**GIVEN EXERCISE:** Read through the data and count the lines that contain the string "nutritionreport"; give only the result.

**Dataset items:**
■ ■ ■

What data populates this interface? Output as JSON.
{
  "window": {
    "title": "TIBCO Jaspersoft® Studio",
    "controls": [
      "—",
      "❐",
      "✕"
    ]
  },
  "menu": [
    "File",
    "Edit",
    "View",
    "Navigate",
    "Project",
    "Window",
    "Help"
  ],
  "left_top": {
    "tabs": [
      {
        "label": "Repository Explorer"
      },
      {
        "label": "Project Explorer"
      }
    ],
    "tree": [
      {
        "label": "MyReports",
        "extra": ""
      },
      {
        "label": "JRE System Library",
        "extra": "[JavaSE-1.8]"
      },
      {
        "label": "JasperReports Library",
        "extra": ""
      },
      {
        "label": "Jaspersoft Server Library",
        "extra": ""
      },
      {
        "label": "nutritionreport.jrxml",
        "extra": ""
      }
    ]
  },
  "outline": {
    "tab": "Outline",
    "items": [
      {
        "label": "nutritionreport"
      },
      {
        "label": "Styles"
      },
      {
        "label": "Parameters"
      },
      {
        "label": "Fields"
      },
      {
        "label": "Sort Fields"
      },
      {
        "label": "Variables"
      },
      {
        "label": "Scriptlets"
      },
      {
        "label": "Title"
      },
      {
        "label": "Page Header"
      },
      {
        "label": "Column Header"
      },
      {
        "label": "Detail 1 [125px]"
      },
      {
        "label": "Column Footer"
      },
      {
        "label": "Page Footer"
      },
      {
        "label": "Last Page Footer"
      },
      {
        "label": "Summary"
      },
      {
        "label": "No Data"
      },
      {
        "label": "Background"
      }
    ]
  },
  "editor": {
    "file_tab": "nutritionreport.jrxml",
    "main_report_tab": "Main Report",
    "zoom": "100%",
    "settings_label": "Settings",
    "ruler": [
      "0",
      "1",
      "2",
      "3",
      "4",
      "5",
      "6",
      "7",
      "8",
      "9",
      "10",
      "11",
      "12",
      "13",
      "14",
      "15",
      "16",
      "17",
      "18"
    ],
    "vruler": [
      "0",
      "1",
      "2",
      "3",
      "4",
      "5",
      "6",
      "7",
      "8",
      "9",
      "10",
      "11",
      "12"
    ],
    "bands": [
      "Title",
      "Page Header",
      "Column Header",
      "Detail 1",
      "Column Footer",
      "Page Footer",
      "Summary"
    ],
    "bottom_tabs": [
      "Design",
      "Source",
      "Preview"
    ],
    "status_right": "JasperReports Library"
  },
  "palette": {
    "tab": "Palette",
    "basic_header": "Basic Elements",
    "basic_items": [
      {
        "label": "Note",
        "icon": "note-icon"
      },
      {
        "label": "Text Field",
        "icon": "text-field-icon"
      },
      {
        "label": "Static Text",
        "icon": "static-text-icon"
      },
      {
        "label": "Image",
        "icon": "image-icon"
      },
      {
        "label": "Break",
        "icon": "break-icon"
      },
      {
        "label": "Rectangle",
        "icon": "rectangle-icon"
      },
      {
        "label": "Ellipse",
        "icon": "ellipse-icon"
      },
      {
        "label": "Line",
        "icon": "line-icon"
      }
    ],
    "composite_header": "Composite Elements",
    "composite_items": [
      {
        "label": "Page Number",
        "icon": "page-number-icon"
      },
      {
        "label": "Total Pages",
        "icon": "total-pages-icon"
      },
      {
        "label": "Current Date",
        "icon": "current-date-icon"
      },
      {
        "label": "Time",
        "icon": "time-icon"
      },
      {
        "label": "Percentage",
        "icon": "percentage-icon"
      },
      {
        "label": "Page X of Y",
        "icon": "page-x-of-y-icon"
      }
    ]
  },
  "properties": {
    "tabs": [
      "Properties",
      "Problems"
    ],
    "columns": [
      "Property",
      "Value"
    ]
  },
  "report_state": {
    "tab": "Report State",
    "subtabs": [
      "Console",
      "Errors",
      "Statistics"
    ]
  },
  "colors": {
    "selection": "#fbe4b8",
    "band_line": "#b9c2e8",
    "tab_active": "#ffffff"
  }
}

■ ■ ■

**EXERCISE ANSWER:** 3